[Document excerpt]
###

# kegerator - need help/advice



## mikeathens (Aug 6, 2008)

Well, as usaual, after tons of research, I end up here on Hearth.com to get some feedback on kegerators!  I figure out of all of you alcoholics, there has to be someone that can give some guidance...

I'm looking to put my homebrew into kegs instead of bottling.  There are tons of kegerators out there, but I can't seem to find good reviews/advice on them.  I'm looking to put two cornelius kegs into a standard "dorm-sized" kegerator on a CO2 system.  Most of the commercial units come with the tap, CO2 tank, hoses, regulator, etc, and if they fit standard 1/2 size keg, they'll fit 2 corny kegs.

Anyhow, these things are outrageous in price - Danby, Sanyo, Haier, etc. all have them.  Prices range from $500-$800.  Way too much.

Anyone have a good place to pick one of these up at a good price, like < $400?  I hate Walmart, but they sell one there; unfortunately, it looks like garbage.  Sears sells one, and it too looks like garbage.  I've read bad reviews on Danby and Haier, and these are in the $500 - $800 range.

###

[Required work]
A: In the kegerator post, what price range is given for the units from Danby, Sanyo, and Haier?
B: For each statement, say whether it agrees with the kegerator post, quoting the words that decide it: (i) The poster wants to put homebrew into kegs rather than bottles. (ii) The poster thinks the kegerator sold at Walmart looks good. (iii) The poster plans to fit three cornelius kegs into the kegerator.
Answer from the kegerator post only.

[Page element annotations]
###

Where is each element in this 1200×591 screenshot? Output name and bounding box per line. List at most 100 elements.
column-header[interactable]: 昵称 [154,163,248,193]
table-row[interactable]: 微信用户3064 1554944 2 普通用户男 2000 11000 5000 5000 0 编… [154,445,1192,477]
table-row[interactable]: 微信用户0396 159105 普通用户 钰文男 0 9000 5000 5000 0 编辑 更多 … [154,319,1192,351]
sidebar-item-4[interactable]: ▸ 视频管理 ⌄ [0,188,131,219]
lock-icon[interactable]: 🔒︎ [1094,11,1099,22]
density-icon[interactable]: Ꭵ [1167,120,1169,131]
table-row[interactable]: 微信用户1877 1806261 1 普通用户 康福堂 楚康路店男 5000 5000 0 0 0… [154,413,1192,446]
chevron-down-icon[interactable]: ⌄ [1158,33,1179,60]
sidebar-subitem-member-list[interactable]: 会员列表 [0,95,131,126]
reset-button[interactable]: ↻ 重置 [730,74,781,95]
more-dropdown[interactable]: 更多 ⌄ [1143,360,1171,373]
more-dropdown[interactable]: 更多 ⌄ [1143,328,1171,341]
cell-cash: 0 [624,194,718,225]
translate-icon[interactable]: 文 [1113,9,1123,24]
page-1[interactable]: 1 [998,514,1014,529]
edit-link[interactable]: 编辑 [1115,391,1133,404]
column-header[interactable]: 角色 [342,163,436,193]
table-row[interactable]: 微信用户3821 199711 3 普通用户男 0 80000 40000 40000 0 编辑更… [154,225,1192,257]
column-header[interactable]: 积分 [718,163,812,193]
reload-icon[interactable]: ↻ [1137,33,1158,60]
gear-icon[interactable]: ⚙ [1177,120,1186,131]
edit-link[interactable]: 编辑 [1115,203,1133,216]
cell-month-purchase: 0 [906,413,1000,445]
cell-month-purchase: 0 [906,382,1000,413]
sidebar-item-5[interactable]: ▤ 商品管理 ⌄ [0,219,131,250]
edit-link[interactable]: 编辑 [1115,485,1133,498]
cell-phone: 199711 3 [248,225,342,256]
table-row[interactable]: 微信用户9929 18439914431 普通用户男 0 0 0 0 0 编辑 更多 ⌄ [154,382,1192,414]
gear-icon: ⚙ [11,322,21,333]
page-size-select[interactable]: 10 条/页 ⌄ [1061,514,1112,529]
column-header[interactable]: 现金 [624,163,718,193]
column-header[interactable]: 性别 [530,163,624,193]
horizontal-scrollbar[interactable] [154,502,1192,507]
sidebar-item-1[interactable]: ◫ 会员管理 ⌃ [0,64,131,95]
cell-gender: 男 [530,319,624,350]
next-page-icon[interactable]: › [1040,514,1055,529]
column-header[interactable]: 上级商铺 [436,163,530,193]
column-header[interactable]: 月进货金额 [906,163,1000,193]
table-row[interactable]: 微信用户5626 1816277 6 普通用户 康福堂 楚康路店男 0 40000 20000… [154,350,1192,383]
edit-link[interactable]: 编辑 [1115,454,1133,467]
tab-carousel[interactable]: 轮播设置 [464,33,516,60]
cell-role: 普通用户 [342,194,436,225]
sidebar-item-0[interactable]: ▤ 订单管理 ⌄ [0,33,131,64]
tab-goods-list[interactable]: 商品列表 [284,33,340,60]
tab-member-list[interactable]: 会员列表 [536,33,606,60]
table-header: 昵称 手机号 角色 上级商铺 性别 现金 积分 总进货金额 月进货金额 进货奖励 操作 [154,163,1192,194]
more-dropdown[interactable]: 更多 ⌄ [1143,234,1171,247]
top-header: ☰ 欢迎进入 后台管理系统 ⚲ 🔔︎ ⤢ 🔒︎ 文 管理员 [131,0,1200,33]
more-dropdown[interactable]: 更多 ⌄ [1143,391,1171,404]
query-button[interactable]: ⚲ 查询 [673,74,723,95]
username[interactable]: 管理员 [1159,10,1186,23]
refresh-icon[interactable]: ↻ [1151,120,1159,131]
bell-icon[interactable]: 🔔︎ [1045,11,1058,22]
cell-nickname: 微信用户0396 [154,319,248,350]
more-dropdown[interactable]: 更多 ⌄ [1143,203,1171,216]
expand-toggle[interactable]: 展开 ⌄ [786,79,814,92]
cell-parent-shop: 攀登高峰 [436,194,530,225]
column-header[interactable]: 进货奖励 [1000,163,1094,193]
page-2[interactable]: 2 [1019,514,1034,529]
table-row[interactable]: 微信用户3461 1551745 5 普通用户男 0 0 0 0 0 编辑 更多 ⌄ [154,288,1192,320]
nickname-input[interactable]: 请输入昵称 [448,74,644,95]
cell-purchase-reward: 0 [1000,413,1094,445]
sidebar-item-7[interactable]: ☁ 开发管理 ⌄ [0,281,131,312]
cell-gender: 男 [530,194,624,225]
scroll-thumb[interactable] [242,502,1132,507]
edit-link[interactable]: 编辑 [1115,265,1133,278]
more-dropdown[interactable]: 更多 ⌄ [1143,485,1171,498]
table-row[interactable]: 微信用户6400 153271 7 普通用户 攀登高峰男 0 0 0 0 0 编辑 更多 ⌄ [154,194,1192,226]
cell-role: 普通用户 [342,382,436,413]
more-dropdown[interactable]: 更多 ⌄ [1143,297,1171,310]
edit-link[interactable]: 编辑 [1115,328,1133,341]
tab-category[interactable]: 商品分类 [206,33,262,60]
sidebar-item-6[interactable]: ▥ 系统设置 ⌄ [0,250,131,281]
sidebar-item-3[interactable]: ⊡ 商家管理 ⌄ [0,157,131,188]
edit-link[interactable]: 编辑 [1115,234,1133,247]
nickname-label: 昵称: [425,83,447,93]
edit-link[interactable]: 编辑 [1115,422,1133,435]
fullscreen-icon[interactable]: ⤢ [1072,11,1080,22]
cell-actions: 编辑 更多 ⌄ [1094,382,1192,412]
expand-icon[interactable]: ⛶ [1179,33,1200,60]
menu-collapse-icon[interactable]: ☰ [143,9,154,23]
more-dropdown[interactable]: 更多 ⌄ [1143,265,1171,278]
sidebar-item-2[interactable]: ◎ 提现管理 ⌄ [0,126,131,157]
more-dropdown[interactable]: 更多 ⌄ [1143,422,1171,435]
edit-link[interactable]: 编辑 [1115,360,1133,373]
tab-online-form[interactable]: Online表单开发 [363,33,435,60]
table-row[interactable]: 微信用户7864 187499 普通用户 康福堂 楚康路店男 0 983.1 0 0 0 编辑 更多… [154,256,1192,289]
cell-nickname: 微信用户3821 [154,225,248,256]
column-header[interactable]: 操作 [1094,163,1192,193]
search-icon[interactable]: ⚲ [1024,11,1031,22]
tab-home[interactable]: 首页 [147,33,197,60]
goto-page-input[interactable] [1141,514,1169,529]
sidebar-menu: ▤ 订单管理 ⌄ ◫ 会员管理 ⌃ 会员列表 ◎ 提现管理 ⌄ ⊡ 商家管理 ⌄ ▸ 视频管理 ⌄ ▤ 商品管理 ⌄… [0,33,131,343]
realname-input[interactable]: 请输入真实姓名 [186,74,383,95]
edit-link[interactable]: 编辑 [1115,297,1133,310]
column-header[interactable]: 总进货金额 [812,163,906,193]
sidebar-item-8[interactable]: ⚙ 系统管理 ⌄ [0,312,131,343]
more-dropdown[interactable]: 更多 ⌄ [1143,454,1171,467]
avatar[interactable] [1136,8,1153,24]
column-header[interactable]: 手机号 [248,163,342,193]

###

[Responses in order]
A: $500-$800

B:
(i) Yes: "I'm looking to put my homebrew into kegs instead of bottling."
(ii) No: "unfortunately, it looks like garbage."
(iii) No: "I'm looking to put two cornelius kegs into a standard"